# Problem details:
Pick out each line with the word "True" from the material that follows.

# Provided data:
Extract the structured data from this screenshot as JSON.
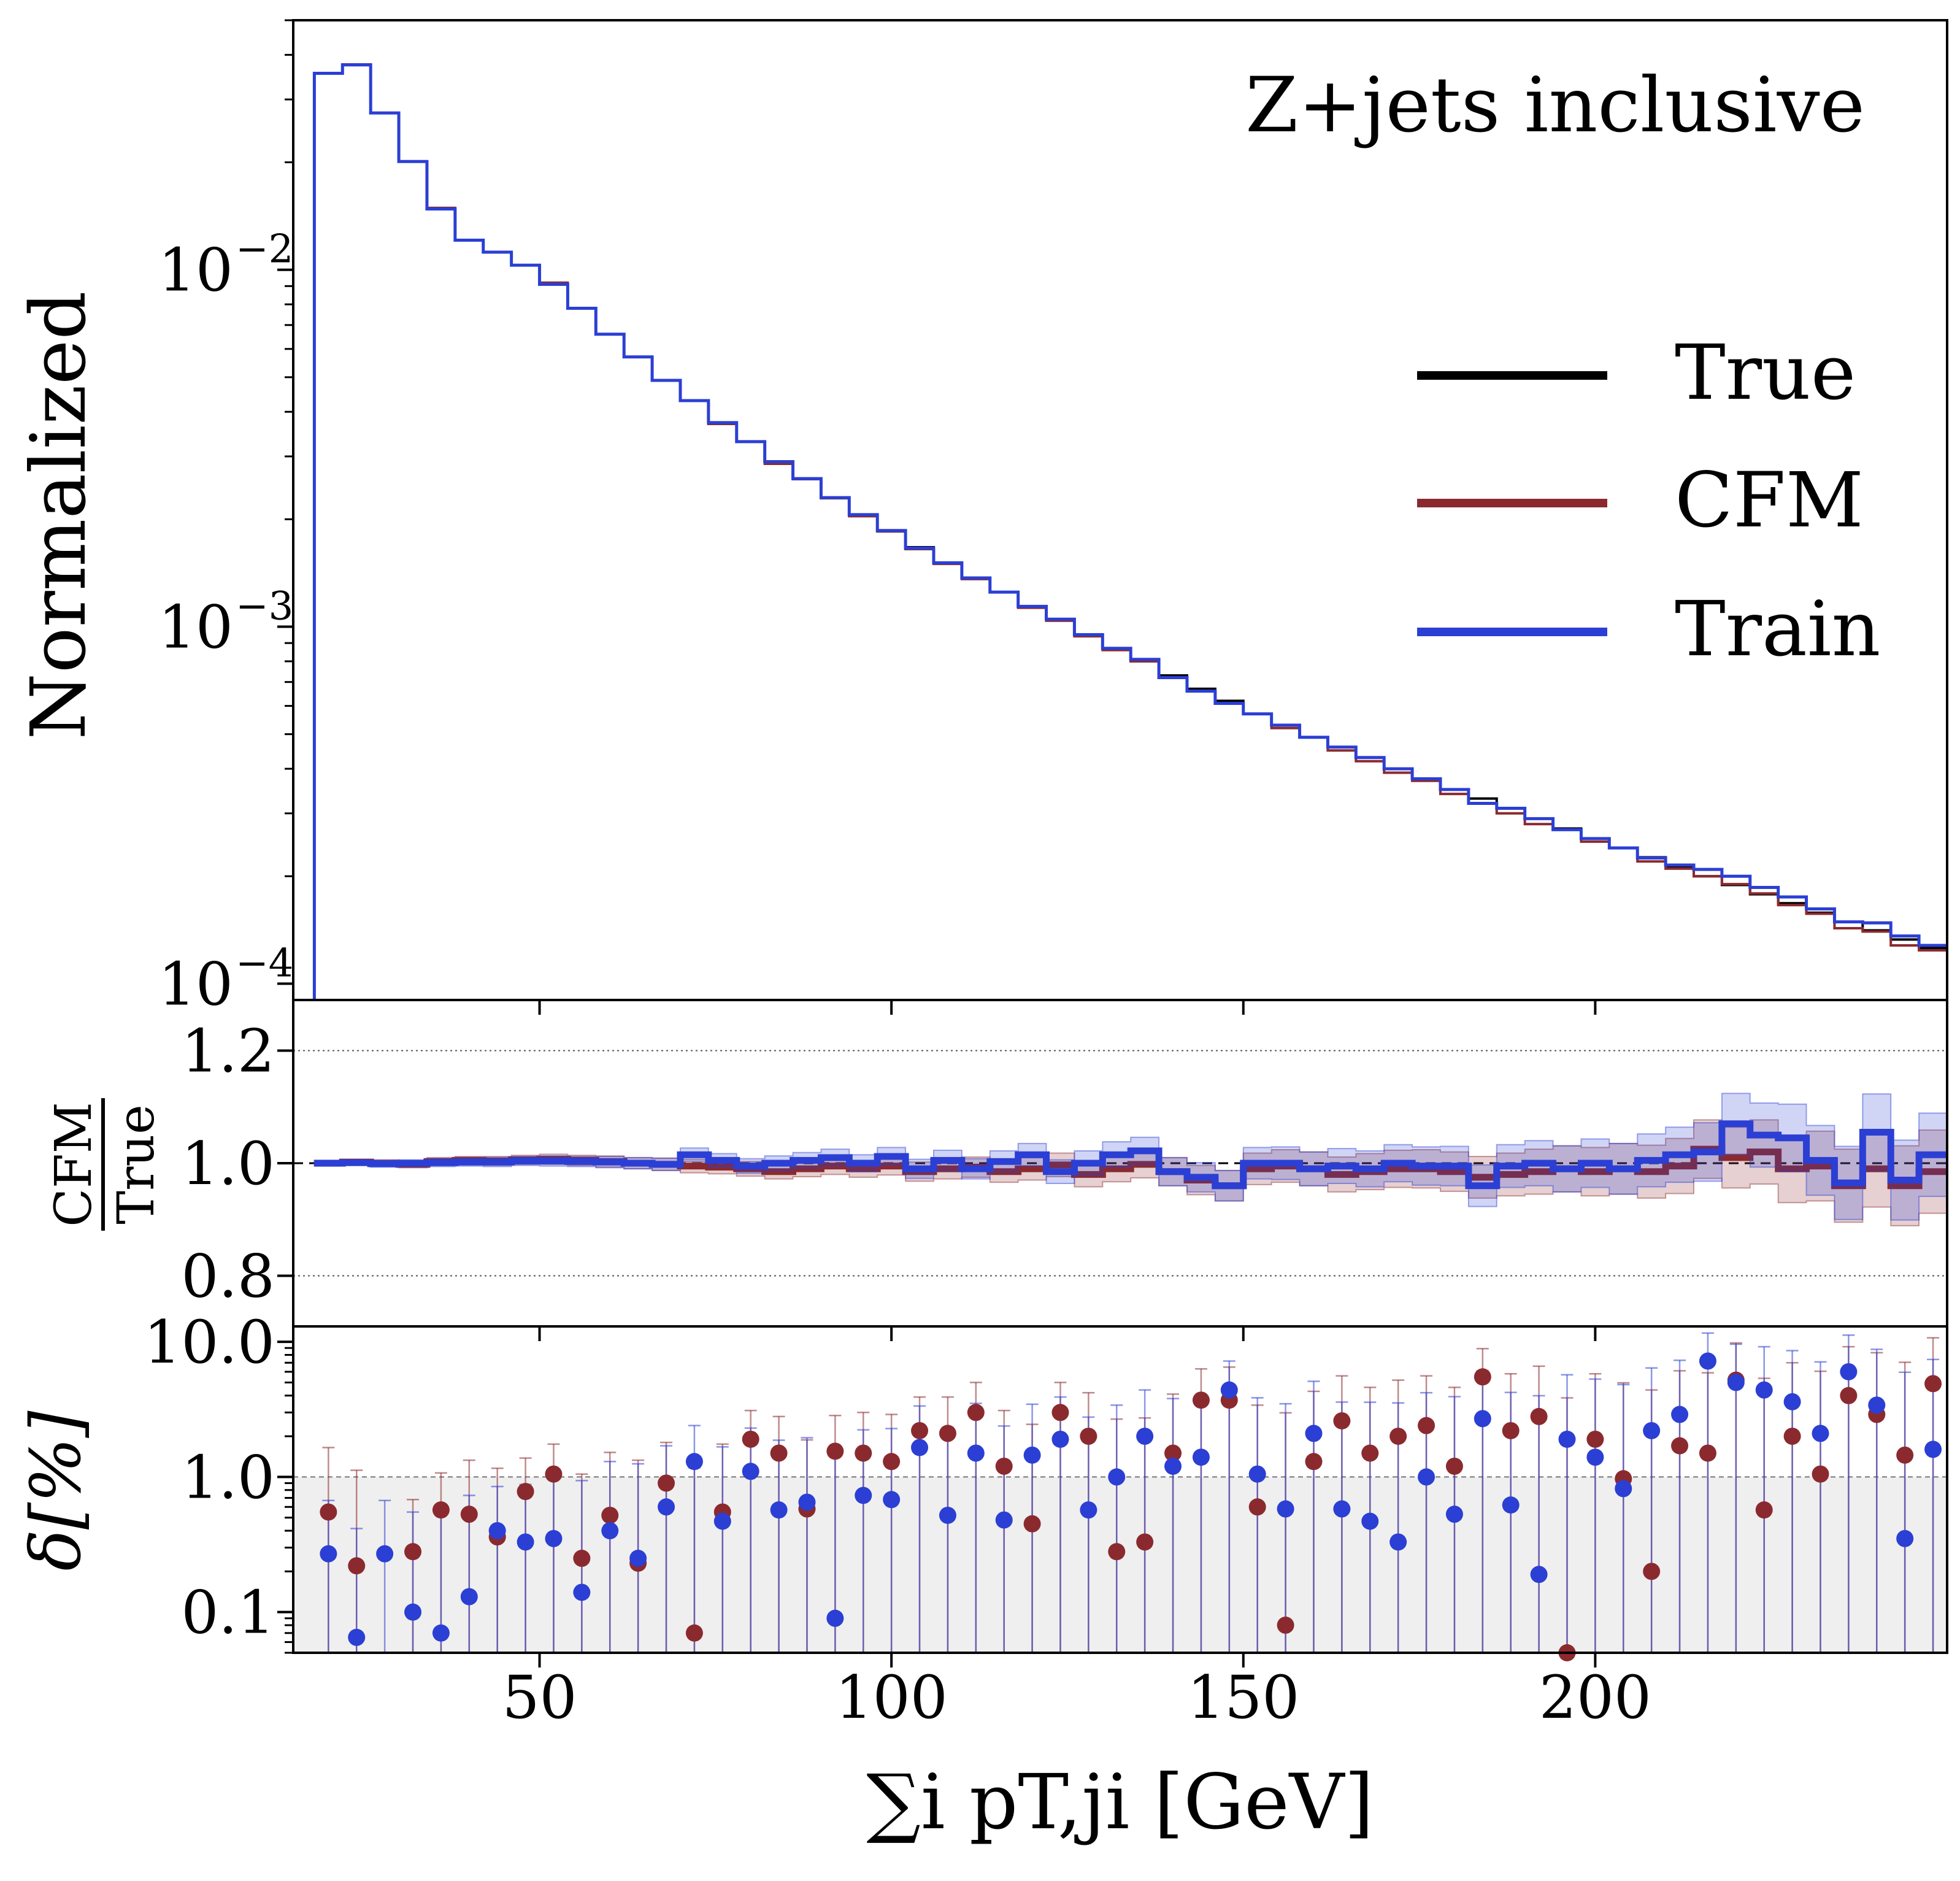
{
  "chart_data": [
    {
      "panel": "main",
      "type": "line",
      "title": "Z+jets inclusive",
      "xlabel": "",
      "ylabel": "Normalized",
      "yscale": "log",
      "xlim": [
        15,
        250
      ],
      "ylim": [
        9e-05,
        0.05
      ],
      "yticks": [
        {
          "value": 0.01,
          "base": "10",
          "exp": "−2"
        },
        {
          "value": 0.001,
          "base": "10",
          "exp": "−3"
        },
        {
          "value": 0.0001,
          "base": "10",
          "exp": "−4"
        }
      ],
      "legend": {
        "placement": "right",
        "entries": [
          "True",
          "CFM",
          "Train"
        ]
      },
      "colors": {
        "True": "#000000",
        "CFM": "#8b2a2e",
        "Train": "#2b3fd4"
      },
      "bin_edges": [
        18,
        22,
        26,
        30,
        34,
        38,
        42,
        46,
        50,
        54,
        58,
        62,
        66,
        70,
        74,
        78,
        82,
        86,
        90,
        94,
        98,
        102,
        106,
        110,
        114,
        118,
        122,
        126,
        130,
        134,
        138,
        142,
        146,
        150,
        154,
        158,
        162,
        166,
        170,
        174,
        178,
        182,
        186,
        190,
        194,
        198,
        202,
        206,
        210,
        214,
        218,
        222,
        226,
        230,
        234,
        238,
        242,
        246,
        250
      ],
      "series": [
        {
          "name": "True",
          "values": [
            0.0355,
            0.0375,
            0.0275,
            0.0201,
            0.0148,
            0.0121,
            0.0112,
            0.0103,
            0.0091,
            0.0078,
            0.0066,
            0.0057,
            0.0049,
            0.0043,
            0.0037,
            0.0033,
            0.0029,
            0.0026,
            0.0023,
            0.00205,
            0.00185,
            0.00167,
            0.00151,
            0.00137,
            0.00125,
            0.00114,
            0.00104,
            0.00095,
            0.00087,
            0.0008,
            0.00073,
            0.00067,
            0.00062,
            0.00057,
            0.00053,
            0.00049,
            0.00046,
            0.00043,
            0.0004,
            0.000375,
            0.00035,
            0.00033,
            0.00031,
            0.00029,
            0.000272,
            0.000255,
            0.00024,
            0.000226,
            0.000213,
            0.0002,
            0.000189,
            0.000178,
            0.000168,
            0.000158,
            0.000149,
            0.000141,
            0.000133,
            0.000126
          ]
        },
        {
          "name": "CFM",
          "values": [
            0.0355,
            0.0376,
            0.0275,
            0.0201,
            0.0149,
            0.0121,
            0.0112,
            0.0103,
            0.0092,
            0.0078,
            0.0066,
            0.0057,
            0.0049,
            0.0043,
            0.0037,
            0.0033,
            0.00286,
            0.00259,
            0.00229,
            0.00204,
            0.00185,
            0.00165,
            0.0015,
            0.00136,
            0.00125,
            0.00113,
            0.00104,
            0.00094,
            0.00086,
            0.0008,
            0.00072,
            0.00066,
            0.00061,
            0.00057,
            0.00052,
            0.00049,
            0.00045,
            0.00042,
            0.00039,
            0.00037,
            0.00034,
            0.00032,
            0.0003,
            0.00028,
            0.00027,
            0.00025,
            0.00024,
            0.00022,
            0.00021,
            0.0002,
            0.00019,
            0.000179,
            0.000166,
            0.000157,
            0.000143,
            0.00014,
            0.000128,
            0.000124
          ]
        },
        {
          "name": "Train",
          "values": [
            0.0355,
            0.0375,
            0.0275,
            0.0201,
            0.0148,
            0.0121,
            0.0112,
            0.0103,
            0.0091,
            0.0078,
            0.0066,
            0.0057,
            0.0049,
            0.0043,
            0.00373,
            0.0033,
            0.0029,
            0.0026,
            0.0023,
            0.00206,
            0.00186,
            0.00166,
            0.00151,
            0.00137,
            0.00125,
            0.00114,
            0.00105,
            0.00095,
            0.00087,
            0.00081,
            0.00072,
            0.00066,
            0.00061,
            0.00057,
            0.00053,
            0.00049,
            0.00046,
            0.00043,
            0.0004,
            0.000375,
            0.00035,
            0.00032,
            0.00031,
            0.00029,
            0.00027,
            0.000255,
            0.00024,
            0.000225,
            0.000215,
            0.000209,
            0.0002,
            0.000186,
            0.000175,
            0.000162,
            0.000149,
            0.000148,
            0.000136,
            0.000128
          ]
        }
      ]
    },
    {
      "panel": "ratio",
      "type": "line",
      "ylabel_num": "CFM",
      "ylabel_den": "True",
      "ylim": [
        0.71,
        1.29
      ],
      "yticks": [
        "1.2",
        "1.0",
        "0.8"
      ],
      "ytick_values": [
        1.2,
        1.0,
        0.8
      ],
      "reference_lines": [
        1.2,
        1.0,
        0.8
      ],
      "bin_edges": [
        18,
        22,
        26,
        30,
        34,
        38,
        42,
        46,
        50,
        54,
        58,
        62,
        66,
        70,
        74,
        78,
        82,
        86,
        90,
        94,
        98,
        102,
        106,
        110,
        114,
        118,
        122,
        126,
        130,
        134,
        138,
        142,
        146,
        150,
        154,
        158,
        162,
        166,
        170,
        174,
        178,
        182,
        186,
        190,
        194,
        198,
        202,
        206,
        210,
        214,
        218,
        222,
        226,
        230,
        234,
        238,
        242,
        246,
        250
      ],
      "series": [
        {
          "name": "CFM",
          "values": [
            1.0,
            1.002,
            1.0,
            0.998,
            1.003,
            1.005,
            1.004,
            1.006,
            1.007,
            1.005,
            1.003,
            1.0,
            0.998,
            0.995,
            0.993,
            0.99,
            0.985,
            0.99,
            0.995,
            0.99,
            0.995,
            0.985,
            0.99,
            0.993,
            0.985,
            0.99,
            0.997,
            0.98,
            0.99,
            0.998,
            0.985,
            0.97,
            0.96,
            0.99,
            0.995,
            0.99,
            0.98,
            0.985,
            0.99,
            0.99,
            0.985,
            0.975,
            0.98,
            0.985,
            0.99,
            0.985,
            0.99,
            0.985,
            0.995,
            1.025,
            1.01,
            1.02,
            0.99,
            0.995,
            0.96,
            0.99,
            0.96,
            0.985
          ],
          "band": [
            0.005,
            0.005,
            0.006,
            0.006,
            0.007,
            0.007,
            0.008,
            0.008,
            0.009,
            0.009,
            0.01,
            0.01,
            0.011,
            0.012,
            0.012,
            0.013,
            0.013,
            0.014,
            0.015,
            0.015,
            0.016,
            0.017,
            0.018,
            0.018,
            0.019,
            0.02,
            0.021,
            0.022,
            0.023,
            0.024,
            0.025,
            0.026,
            0.027,
            0.028,
            0.029,
            0.03,
            0.031,
            0.032,
            0.033,
            0.034,
            0.035,
            0.037,
            0.038,
            0.04,
            0.041,
            0.043,
            0.045,
            0.047,
            0.049,
            0.052,
            0.054,
            0.057,
            0.06,
            0.062,
            0.065,
            0.068,
            0.071,
            0.074
          ]
        },
        {
          "name": "Train",
          "values": [
            1.0,
            1.001,
            0.999,
            1.0,
            1.001,
            1.002,
            1.002,
            1.004,
            1.004,
            1.003,
            1.002,
            1.0,
            0.998,
            1.015,
            1.005,
            0.995,
            1.0,
            1.005,
            1.01,
            1.0,
            1.012,
            0.99,
            1.005,
            0.99,
            1.003,
            1.015,
            0.985,
            1.0,
            1.015,
            1.022,
            0.985,
            0.975,
            0.96,
            1.0,
            1.0,
            0.99,
            0.995,
            0.99,
            1.0,
            0.995,
            0.995,
            0.96,
            0.995,
            1.0,
            0.99,
            1.0,
            0.99,
            1.005,
            1.015,
            1.02,
            1.07,
            1.05,
            1.045,
            1.005,
            0.965,
            1.055,
            0.97,
            1.015
          ],
          "band": [
            0.005,
            0.005,
            0.006,
            0.006,
            0.007,
            0.007,
            0.008,
            0.008,
            0.009,
            0.009,
            0.01,
            0.01,
            0.011,
            0.012,
            0.012,
            0.013,
            0.013,
            0.014,
            0.015,
            0.015,
            0.016,
            0.017,
            0.018,
            0.018,
            0.019,
            0.02,
            0.021,
            0.022,
            0.023,
            0.024,
            0.025,
            0.026,
            0.027,
            0.028,
            0.029,
            0.03,
            0.031,
            0.032,
            0.033,
            0.034,
            0.035,
            0.037,
            0.038,
            0.04,
            0.041,
            0.043,
            0.045,
            0.047,
            0.049,
            0.052,
            0.054,
            0.057,
            0.06,
            0.062,
            0.065,
            0.068,
            0.071,
            0.074
          ]
        }
      ]
    },
    {
      "panel": "delta",
      "type": "scatter",
      "ylabel": "δ[%]",
      "yscale": "log",
      "ylim": [
        0.05,
        13
      ],
      "yticks": [
        "10.0",
        "1.0",
        "0.1"
      ],
      "ytick_values": [
        10,
        1,
        0.1
      ],
      "shaded_below": 1.0,
      "xlabel": "∑i pT,ji [GeV]",
      "xticks": [
        "50",
        "100",
        "150",
        "200"
      ],
      "xtick_values": [
        50,
        100,
        150,
        200
      ],
      "x": [
        20,
        24,
        28,
        32,
        36,
        40,
        44,
        48,
        52,
        56,
        60,
        64,
        68,
        72,
        76,
        80,
        84,
        88,
        92,
        96,
        100,
        104,
        108,
        112,
        116,
        120,
        124,
        128,
        132,
        136,
        140,
        144,
        148,
        152,
        156,
        160,
        164,
        168,
        172,
        176,
        180,
        184,
        188,
        192,
        196,
        200,
        204,
        208,
        212,
        216,
        220,
        224,
        228,
        232,
        236,
        240,
        244,
        248
      ],
      "series": [
        {
          "name": "CFM",
          "values": [
            0.55,
            0.22,
            null,
            0.28,
            0.57,
            0.53,
            0.36,
            0.78,
            1.05,
            0.25,
            0.52,
            0.23,
            0.9,
            0.07,
            0.55,
            1.9,
            1.5,
            0.58,
            1.55,
            1.5,
            1.3,
            2.2,
            2.1,
            3.0,
            1.2,
            0.45,
            3.0,
            2.0,
            0.28,
            0.33,
            1.5,
            3.7,
            3.7,
            0.6,
            0.08,
            1.3,
            2.6,
            1.5,
            2.0,
            2.4,
            1.2,
            5.5,
            2.2,
            2.8,
            0.045,
            1.9,
            0.97,
            0.2,
            1.7,
            1.5,
            5.2,
            0.57,
            2.0,
            1.05,
            4.0,
            2.9,
            1.45,
            4.9
          ],
          "err": [
            1.1,
            0.9,
            null,
            0.4,
            0.5,
            0.8,
            0.8,
            0.6,
            0.7,
            0.8,
            1.0,
            1.1,
            0.9,
            1.1,
            1.2,
            1.2,
            1.3,
            1.3,
            1.3,
            1.5,
            1.6,
            1.7,
            1.8,
            2.0,
            1.9,
            2.0,
            2.0,
            2.2,
            2.4,
            2.4,
            2.6,
            2.6,
            2.8,
            2.8,
            2.9,
            3.0,
            3.0,
            3.1,
            3.2,
            3.2,
            3.4,
            3.4,
            3.6,
            3.8,
            3.8,
            3.9,
            4.0,
            4.2,
            4.4,
            4.4,
            4.6,
            4.8,
            5.0,
            5.0,
            5.2,
            5.4,
            5.6,
            5.8
          ]
        },
        {
          "name": "Train",
          "values": [
            0.27,
            0.065,
            0.27,
            0.1,
            0.07,
            0.13,
            0.4,
            0.33,
            0.35,
            0.14,
            0.4,
            0.25,
            0.6,
            1.3,
            0.47,
            1.1,
            0.57,
            0.65,
            0.09,
            0.73,
            0.68,
            1.65,
            0.52,
            1.5,
            0.48,
            1.45,
            1.9,
            0.57,
            1.0,
            2.0,
            1.2,
            1.4,
            4.4,
            1.05,
            0.58,
            2.1,
            0.58,
            0.47,
            0.33,
            1.0,
            0.53,
            2.7,
            0.62,
            0.19,
            1.9,
            1.4,
            0.82,
            2.2,
            2.9,
            7.2,
            5.0,
            4.4,
            3.6,
            2.1,
            6.0,
            3.4,
            0.35,
            1.6
          ],
          "err": [
            0.4,
            0.35,
            0.4,
            0.45,
            0.5,
            0.6,
            0.45,
            0.55,
            0.7,
            0.8,
            0.9,
            1.0,
            1.1,
            1.1,
            1.2,
            1.2,
            1.3,
            1.3,
            1.4,
            1.5,
            1.6,
            1.7,
            1.8,
            2.0,
            1.9,
            2.0,
            2.0,
            2.2,
            2.4,
            2.4,
            2.6,
            2.6,
            2.8,
            2.8,
            2.9,
            3.0,
            3.0,
            3.1,
            3.2,
            3.2,
            3.4,
            3.4,
            3.6,
            3.8,
            3.8,
            3.9,
            4.0,
            4.2,
            4.4,
            4.4,
            4.6,
            4.8,
            5.0,
            5.0,
            5.2,
            5.4,
            5.6,
            5.8
          ]
        }
      ]
    }
  ]
}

# Written response:
          "True",
        "True": "#000000",
          "name": "True",
      "ylabel_den": "True",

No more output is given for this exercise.